What the task requires:
Which lines below hold the word "安全事件造成业务中断或间断时间为"? Copy all of them.

╭──

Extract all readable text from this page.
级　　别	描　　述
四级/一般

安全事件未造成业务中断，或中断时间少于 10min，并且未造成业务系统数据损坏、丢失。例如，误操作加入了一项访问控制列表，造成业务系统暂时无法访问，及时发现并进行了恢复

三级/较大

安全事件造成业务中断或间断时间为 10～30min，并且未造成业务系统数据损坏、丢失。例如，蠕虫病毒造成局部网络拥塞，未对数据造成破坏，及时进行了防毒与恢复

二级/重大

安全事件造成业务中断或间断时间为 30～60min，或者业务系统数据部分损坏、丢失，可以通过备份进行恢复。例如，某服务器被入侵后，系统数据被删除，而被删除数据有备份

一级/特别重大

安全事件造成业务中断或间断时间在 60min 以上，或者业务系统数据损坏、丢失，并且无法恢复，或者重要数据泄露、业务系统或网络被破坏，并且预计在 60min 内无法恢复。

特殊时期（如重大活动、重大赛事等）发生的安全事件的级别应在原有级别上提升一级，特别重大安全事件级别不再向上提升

╰──
╭──

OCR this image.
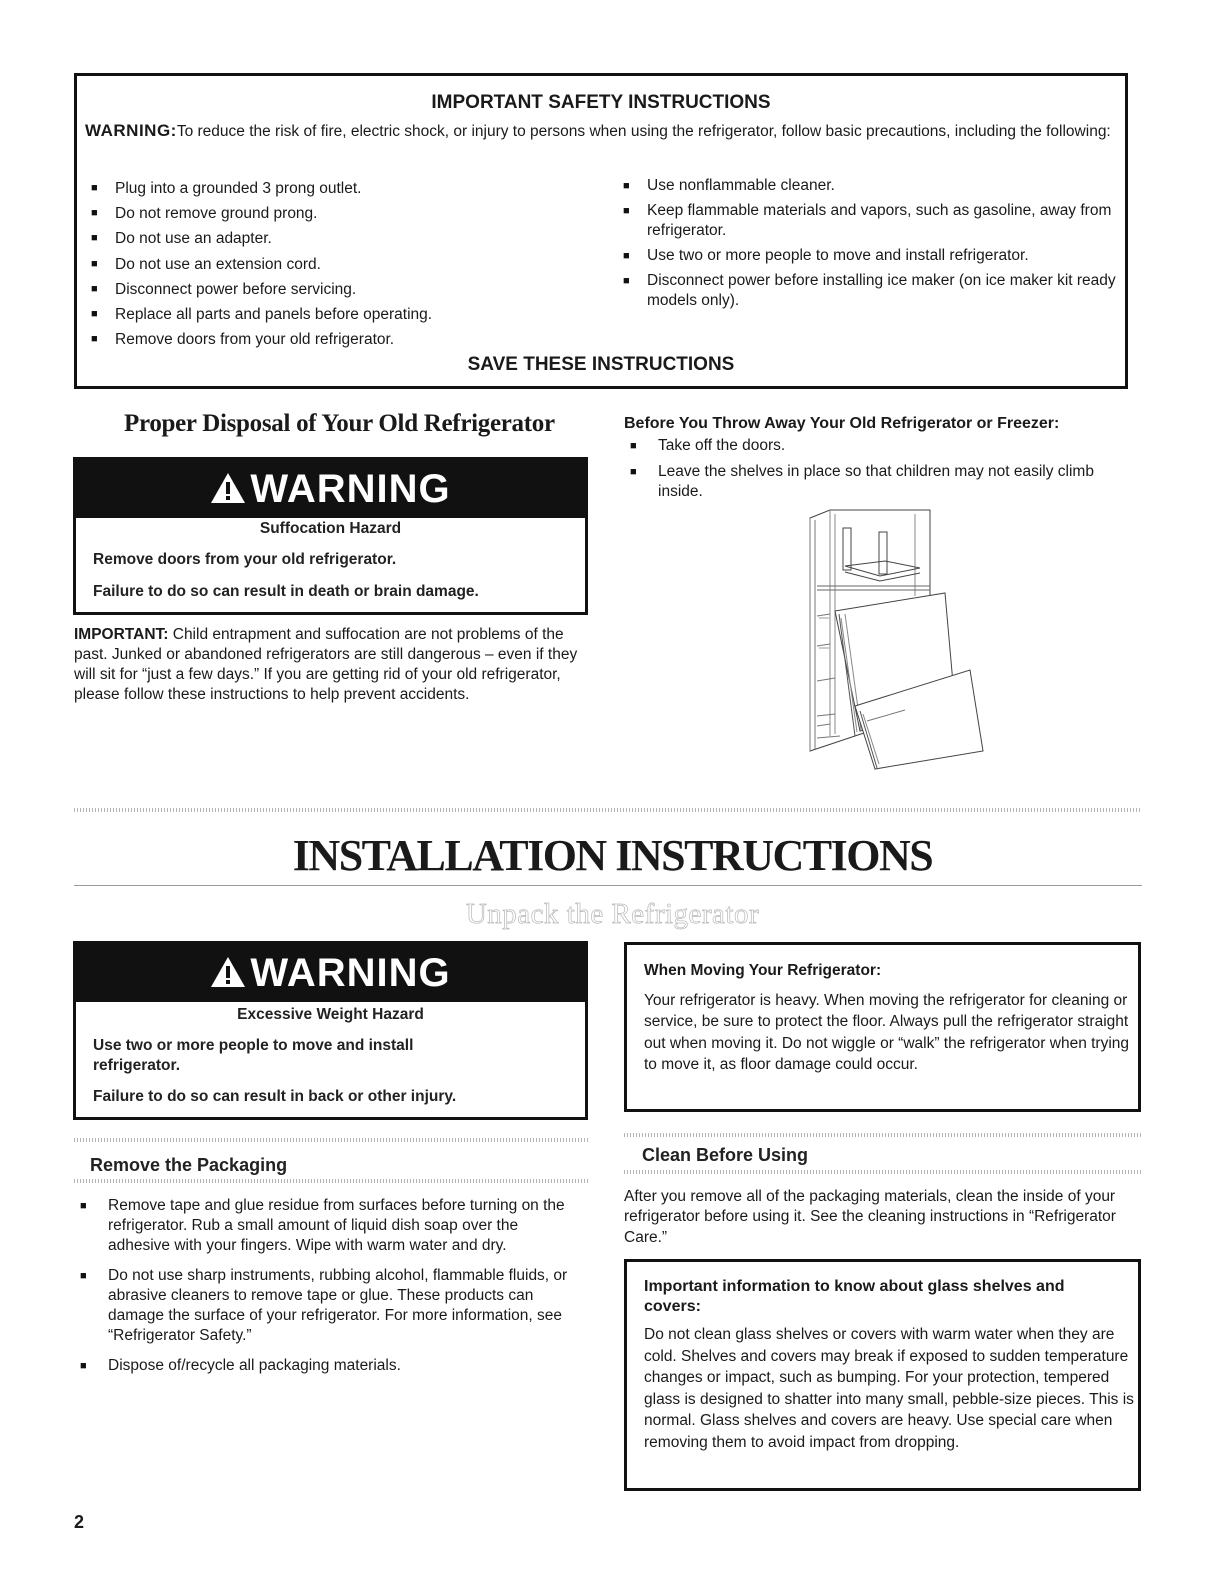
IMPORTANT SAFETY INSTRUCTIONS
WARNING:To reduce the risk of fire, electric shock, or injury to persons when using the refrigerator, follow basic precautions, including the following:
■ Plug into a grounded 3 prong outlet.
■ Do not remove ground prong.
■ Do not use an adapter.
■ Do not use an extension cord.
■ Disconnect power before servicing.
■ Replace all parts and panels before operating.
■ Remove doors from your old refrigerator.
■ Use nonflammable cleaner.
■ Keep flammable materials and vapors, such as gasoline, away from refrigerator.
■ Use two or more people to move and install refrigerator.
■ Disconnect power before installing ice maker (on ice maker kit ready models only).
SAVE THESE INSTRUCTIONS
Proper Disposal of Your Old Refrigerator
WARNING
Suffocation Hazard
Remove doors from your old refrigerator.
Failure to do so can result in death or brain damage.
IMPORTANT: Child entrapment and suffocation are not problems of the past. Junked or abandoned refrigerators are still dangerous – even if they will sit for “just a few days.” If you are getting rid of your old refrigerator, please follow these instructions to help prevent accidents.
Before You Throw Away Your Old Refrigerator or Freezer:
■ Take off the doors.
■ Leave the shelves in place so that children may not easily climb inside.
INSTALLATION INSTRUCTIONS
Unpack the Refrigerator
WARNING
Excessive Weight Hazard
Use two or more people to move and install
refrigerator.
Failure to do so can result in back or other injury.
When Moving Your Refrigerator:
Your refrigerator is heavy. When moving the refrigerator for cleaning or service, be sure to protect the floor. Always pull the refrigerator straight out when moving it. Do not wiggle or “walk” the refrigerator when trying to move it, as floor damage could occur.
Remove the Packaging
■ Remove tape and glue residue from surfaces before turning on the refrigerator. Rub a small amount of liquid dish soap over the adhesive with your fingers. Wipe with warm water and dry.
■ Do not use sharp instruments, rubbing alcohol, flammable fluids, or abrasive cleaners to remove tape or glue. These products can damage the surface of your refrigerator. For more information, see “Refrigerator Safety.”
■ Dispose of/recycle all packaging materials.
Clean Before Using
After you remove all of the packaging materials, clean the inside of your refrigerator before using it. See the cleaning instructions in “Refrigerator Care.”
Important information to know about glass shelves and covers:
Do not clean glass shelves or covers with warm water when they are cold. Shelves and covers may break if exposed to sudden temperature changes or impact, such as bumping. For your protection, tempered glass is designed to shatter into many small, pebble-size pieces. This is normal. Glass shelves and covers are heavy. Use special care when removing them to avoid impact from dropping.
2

╰──
╭──

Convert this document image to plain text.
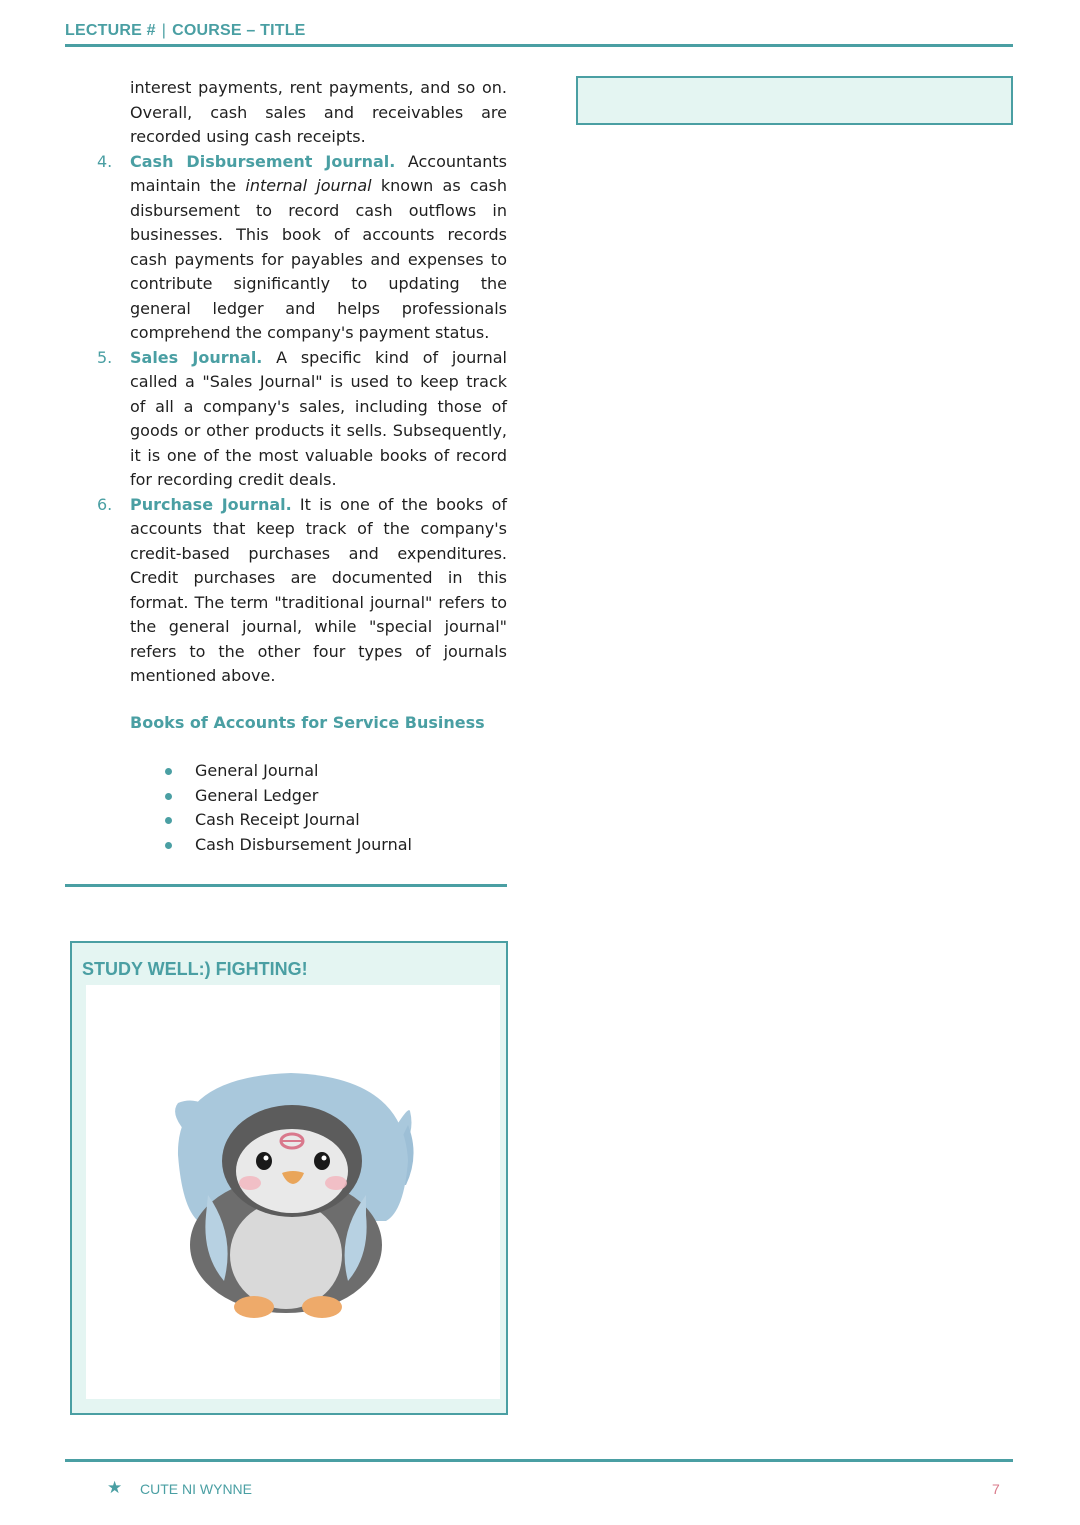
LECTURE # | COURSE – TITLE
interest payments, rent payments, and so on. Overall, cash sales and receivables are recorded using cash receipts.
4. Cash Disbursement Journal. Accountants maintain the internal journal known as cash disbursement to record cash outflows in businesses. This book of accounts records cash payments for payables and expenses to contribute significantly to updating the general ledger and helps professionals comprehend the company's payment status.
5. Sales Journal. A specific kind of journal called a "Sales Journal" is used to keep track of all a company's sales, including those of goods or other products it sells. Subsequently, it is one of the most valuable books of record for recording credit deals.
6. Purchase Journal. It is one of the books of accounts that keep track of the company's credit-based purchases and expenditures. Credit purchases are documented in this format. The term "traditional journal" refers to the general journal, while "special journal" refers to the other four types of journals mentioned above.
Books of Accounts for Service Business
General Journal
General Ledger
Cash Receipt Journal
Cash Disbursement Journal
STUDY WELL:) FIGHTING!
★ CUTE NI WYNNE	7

╰──

Result below:
安全事件造成业务中断或间断时间为 10～30min，并且未造成业务系统数据损坏、丢失。例如，蠕虫病毒造成局部网络拥塞，未对数据造成破坏，及时进行了防毒与恢复
安全事件造成业务中断或间断时间为 30～60min，或者业务系统数据部分损坏、丢失，可以通过备份进行恢复。例如，某服务器被入侵后，系统数据被删除，而被删除数据有备份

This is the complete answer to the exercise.